+++ Records to process +++
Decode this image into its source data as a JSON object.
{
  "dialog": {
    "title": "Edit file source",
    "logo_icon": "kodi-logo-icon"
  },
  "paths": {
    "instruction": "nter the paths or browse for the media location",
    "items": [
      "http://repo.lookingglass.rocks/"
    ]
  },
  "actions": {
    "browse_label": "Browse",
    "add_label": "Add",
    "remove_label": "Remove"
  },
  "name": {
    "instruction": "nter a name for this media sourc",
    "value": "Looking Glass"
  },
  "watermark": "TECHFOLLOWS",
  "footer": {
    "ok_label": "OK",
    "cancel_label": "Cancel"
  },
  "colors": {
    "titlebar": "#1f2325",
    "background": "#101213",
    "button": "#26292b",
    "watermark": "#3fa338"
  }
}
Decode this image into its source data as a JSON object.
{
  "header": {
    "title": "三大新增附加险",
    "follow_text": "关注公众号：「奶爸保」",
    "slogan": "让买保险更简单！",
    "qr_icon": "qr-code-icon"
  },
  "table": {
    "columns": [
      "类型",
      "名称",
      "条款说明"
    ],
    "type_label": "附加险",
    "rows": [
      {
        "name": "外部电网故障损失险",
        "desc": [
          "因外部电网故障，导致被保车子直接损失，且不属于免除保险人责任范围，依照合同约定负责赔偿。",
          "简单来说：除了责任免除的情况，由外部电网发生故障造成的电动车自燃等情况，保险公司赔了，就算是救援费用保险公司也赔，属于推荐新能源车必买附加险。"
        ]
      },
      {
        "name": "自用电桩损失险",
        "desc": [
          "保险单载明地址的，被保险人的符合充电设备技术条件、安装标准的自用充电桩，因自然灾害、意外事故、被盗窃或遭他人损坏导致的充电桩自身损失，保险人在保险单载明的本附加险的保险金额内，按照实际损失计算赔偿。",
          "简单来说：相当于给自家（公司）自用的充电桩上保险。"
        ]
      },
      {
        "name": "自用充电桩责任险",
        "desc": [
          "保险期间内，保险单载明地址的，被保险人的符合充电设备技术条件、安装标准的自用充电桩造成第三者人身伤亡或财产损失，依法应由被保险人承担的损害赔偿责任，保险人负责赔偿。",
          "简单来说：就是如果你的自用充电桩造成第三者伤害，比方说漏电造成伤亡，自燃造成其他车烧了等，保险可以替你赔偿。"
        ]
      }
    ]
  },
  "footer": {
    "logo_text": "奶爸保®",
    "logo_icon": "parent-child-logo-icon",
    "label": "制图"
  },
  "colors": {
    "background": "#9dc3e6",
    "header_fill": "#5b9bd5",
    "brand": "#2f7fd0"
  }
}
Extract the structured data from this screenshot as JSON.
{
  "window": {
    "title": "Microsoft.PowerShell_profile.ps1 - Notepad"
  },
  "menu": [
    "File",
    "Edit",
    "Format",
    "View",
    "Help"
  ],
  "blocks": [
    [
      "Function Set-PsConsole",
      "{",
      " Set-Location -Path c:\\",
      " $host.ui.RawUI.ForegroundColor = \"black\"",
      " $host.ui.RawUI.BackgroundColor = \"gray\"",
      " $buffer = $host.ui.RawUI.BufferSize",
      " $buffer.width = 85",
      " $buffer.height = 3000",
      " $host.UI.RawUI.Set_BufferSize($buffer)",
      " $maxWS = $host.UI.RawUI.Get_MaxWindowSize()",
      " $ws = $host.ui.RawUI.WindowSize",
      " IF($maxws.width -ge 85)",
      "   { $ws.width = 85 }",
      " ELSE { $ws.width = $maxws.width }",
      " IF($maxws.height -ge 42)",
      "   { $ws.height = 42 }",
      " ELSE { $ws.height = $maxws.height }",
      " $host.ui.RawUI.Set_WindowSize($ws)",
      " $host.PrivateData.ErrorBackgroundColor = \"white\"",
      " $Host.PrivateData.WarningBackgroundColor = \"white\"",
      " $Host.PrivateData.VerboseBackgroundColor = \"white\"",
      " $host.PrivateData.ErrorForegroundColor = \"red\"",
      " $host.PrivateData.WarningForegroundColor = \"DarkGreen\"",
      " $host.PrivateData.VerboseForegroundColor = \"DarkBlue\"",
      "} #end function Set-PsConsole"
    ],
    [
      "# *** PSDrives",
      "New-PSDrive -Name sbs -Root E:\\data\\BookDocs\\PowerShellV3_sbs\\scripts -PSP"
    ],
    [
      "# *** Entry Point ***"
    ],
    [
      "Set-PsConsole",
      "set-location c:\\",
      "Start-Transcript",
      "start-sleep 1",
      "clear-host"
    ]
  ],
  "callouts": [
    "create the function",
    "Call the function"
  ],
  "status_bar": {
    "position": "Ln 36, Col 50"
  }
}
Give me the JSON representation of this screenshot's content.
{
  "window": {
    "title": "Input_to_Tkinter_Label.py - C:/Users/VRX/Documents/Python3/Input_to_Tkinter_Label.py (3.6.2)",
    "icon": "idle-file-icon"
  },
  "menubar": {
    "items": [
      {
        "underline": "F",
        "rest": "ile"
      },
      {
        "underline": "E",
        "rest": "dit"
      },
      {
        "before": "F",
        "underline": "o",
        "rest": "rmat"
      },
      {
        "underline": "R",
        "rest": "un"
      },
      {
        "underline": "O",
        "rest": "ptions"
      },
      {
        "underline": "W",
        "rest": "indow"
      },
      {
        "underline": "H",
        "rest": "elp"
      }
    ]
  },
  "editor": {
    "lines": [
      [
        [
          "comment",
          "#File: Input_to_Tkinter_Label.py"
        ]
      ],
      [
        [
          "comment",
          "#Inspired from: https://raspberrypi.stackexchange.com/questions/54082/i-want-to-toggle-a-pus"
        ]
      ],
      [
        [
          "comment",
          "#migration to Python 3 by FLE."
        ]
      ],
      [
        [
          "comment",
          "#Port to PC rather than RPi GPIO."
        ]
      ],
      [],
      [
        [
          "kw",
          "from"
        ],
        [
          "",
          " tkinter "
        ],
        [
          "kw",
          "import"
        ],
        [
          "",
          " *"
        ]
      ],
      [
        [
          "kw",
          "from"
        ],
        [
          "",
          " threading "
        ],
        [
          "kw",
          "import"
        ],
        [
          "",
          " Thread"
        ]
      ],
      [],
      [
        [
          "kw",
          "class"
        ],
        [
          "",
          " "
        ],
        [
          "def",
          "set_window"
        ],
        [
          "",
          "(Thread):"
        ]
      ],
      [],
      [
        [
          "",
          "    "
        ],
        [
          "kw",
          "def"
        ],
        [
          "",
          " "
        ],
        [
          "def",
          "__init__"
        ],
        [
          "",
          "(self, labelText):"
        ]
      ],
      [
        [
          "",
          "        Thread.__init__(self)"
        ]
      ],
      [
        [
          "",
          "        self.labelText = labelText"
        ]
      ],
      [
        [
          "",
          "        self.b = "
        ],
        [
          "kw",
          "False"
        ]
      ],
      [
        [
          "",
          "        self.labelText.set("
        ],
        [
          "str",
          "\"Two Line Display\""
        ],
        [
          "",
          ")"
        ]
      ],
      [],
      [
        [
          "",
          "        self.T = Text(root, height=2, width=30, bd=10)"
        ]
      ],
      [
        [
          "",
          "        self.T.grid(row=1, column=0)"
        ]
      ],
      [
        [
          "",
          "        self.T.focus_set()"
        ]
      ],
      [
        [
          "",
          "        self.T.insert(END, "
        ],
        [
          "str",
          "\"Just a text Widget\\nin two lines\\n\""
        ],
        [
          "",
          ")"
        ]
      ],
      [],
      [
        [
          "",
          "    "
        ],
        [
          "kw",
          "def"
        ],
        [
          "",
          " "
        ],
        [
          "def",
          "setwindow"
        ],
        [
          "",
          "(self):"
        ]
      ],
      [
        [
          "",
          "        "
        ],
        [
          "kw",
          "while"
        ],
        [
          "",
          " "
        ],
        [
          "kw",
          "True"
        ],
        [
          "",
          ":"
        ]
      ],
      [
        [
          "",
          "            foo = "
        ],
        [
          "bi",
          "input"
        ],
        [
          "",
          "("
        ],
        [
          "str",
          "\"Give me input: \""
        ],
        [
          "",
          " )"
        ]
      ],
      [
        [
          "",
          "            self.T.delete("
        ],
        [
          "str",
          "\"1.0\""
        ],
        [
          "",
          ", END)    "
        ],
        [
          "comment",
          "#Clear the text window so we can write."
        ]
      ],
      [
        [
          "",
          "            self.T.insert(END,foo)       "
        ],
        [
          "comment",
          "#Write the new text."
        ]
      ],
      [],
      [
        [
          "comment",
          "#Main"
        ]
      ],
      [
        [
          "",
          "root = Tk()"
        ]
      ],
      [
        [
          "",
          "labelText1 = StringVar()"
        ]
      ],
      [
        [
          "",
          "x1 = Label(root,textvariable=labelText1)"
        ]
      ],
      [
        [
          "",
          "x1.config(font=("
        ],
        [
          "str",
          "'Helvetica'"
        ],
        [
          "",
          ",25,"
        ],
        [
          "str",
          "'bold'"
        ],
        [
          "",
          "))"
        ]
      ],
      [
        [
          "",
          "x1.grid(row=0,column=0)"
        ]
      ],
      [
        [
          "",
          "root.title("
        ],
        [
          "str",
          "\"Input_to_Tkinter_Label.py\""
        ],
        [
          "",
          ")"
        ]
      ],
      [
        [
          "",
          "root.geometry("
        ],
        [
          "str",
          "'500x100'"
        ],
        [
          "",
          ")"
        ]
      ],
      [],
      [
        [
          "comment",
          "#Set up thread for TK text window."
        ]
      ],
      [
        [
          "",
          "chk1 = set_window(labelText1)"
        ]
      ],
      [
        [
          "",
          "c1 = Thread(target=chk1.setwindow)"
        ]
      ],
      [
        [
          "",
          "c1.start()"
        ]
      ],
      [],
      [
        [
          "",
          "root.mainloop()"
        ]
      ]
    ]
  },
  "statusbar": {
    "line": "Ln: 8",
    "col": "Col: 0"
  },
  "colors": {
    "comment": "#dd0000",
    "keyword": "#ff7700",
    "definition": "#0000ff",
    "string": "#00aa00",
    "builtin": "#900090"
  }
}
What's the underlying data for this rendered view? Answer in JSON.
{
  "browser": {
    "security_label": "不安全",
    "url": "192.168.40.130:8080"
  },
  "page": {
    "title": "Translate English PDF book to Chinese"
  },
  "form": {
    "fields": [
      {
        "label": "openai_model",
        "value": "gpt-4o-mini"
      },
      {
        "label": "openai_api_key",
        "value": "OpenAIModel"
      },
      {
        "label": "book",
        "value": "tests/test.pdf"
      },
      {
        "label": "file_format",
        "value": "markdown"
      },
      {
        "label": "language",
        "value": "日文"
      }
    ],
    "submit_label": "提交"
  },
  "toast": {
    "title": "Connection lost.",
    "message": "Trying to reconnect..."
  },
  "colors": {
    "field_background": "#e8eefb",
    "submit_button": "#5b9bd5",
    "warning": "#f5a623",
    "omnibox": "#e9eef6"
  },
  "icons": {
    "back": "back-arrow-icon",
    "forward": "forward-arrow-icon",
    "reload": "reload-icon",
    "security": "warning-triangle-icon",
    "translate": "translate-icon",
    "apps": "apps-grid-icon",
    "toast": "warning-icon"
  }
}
+++
-- Problem description --
Go over the data above and copy every line that has the word "this" in it.

-- Exercise answer --
Decode this image into its source data as a JSON object.
    "instruction": "nter a name for this media sourc",
Decode this image into its source data as a JSON object.
Extract the structured data from this screenshot as JSON.
Give me the JSON representation of this screenshot's content.
What's the underlying data for this rendered view? Answer in JSON.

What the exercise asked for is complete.